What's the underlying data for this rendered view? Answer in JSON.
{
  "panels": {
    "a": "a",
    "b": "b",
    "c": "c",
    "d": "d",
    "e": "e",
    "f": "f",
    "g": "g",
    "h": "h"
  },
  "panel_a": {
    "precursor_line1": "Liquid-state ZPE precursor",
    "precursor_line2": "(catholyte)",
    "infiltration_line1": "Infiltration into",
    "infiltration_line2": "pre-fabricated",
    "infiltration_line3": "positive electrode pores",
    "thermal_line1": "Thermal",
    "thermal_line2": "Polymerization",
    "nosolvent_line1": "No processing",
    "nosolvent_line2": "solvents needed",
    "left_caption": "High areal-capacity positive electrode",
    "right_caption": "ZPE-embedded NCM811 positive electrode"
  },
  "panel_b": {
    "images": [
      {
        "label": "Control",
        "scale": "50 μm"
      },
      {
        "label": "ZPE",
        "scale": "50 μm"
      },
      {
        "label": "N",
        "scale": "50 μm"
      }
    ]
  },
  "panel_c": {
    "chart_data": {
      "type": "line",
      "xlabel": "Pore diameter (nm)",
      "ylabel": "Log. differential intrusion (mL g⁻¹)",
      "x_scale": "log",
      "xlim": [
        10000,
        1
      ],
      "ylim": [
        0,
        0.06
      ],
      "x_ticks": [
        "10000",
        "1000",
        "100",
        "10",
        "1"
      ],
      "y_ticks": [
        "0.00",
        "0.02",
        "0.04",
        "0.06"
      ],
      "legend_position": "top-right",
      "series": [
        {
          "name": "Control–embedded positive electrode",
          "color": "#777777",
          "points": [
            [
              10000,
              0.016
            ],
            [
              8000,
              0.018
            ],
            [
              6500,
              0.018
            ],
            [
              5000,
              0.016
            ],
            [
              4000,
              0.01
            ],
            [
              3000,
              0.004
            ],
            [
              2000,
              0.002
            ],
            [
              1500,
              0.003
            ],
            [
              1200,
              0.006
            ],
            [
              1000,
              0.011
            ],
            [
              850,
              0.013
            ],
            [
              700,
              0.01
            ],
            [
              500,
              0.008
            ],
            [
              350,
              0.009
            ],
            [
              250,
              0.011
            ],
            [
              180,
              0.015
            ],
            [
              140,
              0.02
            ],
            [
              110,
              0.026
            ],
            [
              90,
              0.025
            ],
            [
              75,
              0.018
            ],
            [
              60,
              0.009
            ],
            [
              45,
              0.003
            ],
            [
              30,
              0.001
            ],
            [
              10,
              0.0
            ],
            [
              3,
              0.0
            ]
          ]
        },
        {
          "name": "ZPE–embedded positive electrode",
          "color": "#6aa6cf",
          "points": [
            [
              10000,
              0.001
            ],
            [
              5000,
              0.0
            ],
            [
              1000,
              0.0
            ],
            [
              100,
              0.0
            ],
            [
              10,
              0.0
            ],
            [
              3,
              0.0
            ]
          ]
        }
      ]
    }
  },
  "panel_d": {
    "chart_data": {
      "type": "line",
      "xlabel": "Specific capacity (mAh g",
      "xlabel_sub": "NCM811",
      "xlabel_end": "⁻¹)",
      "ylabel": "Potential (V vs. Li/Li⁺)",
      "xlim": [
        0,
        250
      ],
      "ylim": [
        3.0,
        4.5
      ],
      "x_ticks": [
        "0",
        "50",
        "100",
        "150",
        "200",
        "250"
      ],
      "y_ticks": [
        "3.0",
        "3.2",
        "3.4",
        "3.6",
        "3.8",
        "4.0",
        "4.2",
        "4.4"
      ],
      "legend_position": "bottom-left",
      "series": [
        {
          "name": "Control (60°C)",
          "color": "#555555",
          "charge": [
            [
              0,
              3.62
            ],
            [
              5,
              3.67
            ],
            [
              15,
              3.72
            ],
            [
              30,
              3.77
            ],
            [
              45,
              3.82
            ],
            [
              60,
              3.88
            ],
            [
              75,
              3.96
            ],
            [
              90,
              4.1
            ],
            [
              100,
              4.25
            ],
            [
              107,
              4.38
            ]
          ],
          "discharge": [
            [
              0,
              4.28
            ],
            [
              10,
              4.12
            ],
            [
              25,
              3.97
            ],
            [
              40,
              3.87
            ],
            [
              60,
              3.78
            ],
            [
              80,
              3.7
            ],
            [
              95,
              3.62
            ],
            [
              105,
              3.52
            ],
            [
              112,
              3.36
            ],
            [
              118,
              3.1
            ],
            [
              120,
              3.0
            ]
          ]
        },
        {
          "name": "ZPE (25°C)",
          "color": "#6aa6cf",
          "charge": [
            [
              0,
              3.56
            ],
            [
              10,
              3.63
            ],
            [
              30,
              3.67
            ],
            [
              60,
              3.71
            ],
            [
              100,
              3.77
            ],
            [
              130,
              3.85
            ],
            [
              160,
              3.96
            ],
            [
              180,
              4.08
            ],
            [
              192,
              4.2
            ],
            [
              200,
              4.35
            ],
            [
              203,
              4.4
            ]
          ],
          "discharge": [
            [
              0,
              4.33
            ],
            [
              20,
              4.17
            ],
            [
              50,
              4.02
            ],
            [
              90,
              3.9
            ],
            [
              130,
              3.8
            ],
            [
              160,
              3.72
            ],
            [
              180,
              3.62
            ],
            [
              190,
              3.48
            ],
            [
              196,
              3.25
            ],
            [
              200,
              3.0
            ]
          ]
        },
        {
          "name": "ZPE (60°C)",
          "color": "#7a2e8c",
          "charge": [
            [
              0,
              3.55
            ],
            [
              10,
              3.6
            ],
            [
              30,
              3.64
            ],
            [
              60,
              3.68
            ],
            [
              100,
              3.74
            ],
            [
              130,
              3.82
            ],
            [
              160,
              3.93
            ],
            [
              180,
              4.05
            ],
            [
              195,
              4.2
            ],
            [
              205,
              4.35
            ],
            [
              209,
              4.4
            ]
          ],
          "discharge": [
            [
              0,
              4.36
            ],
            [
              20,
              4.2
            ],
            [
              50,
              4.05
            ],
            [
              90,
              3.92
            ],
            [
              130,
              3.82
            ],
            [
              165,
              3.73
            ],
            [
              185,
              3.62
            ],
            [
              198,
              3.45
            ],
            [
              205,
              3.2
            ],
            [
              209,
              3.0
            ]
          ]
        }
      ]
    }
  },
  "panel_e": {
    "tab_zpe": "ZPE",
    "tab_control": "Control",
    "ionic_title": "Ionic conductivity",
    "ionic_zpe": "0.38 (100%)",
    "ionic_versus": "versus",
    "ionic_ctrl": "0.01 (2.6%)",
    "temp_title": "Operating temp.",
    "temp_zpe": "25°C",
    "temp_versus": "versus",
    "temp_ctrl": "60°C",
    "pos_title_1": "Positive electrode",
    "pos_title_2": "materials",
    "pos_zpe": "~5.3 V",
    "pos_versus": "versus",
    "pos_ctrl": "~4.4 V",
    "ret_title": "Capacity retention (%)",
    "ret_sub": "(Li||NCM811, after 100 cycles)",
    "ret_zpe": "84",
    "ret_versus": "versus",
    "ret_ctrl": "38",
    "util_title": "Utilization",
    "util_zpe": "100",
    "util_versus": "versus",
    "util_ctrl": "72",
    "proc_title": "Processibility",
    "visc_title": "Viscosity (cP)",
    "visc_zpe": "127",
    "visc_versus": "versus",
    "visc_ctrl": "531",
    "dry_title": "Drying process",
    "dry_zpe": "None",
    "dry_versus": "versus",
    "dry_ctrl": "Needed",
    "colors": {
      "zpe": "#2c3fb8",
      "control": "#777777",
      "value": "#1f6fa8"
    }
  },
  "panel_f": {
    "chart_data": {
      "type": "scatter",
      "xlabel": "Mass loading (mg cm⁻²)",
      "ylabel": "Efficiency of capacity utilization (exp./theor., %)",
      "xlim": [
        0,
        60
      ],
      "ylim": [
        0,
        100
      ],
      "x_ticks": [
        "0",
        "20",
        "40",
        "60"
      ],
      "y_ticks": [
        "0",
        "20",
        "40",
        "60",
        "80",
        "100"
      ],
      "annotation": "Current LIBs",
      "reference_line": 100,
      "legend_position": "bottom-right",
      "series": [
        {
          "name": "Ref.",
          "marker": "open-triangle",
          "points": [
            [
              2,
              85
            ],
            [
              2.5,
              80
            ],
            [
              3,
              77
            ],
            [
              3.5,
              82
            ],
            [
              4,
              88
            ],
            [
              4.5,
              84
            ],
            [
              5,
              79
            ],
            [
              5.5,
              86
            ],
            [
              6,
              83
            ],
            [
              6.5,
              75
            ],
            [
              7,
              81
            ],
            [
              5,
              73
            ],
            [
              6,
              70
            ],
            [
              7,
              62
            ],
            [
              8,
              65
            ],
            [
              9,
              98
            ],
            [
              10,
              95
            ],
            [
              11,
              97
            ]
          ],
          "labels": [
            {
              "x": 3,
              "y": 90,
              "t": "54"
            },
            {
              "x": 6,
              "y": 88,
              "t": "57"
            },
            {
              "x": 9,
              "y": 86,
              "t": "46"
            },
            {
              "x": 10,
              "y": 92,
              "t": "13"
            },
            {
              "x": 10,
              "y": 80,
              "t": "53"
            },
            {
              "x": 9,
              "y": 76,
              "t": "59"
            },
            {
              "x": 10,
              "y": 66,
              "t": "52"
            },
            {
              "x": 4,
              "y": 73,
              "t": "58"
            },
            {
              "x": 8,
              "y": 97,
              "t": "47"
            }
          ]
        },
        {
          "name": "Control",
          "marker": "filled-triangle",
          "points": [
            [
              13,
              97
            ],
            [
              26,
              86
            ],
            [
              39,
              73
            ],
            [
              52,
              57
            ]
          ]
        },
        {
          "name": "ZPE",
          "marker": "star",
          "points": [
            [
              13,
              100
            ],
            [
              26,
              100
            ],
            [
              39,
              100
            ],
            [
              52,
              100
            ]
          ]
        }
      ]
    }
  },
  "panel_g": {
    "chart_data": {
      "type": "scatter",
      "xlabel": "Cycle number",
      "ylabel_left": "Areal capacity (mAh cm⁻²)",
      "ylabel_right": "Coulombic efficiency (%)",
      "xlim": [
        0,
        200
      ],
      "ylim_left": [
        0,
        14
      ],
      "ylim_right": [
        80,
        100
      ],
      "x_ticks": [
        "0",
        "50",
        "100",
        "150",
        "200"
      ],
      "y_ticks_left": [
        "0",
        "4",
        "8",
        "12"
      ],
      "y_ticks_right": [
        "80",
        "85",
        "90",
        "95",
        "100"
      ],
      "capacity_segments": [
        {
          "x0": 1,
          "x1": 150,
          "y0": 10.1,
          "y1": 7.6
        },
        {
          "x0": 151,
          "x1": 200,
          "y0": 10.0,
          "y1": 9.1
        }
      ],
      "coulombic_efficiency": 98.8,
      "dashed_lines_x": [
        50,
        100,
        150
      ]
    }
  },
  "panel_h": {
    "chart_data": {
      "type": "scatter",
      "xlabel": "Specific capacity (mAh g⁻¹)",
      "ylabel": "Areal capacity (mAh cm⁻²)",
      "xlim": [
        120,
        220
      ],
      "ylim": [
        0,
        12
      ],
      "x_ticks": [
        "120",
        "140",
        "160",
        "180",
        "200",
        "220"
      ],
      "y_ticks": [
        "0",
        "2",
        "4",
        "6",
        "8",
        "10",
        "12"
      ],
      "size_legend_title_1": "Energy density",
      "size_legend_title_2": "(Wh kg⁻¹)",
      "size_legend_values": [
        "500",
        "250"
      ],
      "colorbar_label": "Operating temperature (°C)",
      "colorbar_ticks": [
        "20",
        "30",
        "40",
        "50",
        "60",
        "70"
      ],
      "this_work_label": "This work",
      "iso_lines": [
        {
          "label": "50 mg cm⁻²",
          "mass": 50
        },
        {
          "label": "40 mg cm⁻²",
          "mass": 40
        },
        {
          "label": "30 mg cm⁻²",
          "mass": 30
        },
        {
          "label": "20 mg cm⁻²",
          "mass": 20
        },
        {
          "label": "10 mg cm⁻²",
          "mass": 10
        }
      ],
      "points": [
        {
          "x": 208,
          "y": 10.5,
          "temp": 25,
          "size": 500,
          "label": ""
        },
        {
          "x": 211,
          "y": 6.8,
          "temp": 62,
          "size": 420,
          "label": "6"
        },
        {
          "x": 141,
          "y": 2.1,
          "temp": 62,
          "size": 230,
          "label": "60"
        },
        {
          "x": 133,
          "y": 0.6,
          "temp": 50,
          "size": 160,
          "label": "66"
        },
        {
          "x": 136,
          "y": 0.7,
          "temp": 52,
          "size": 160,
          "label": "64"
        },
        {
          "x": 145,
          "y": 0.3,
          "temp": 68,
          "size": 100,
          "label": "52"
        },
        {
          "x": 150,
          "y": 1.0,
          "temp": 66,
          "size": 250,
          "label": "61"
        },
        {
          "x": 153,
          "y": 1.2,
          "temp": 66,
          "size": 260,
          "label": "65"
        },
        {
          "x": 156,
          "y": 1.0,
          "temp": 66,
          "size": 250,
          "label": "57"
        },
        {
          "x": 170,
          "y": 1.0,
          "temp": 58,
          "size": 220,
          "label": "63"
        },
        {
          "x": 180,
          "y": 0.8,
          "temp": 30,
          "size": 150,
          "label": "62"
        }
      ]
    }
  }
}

» PROBLEM
Where a line above holds the string "bottom", show that line.

» COMPLETE ANSWER
      "legend_position": "bottom-left",
      "legend_position": "bottom-right",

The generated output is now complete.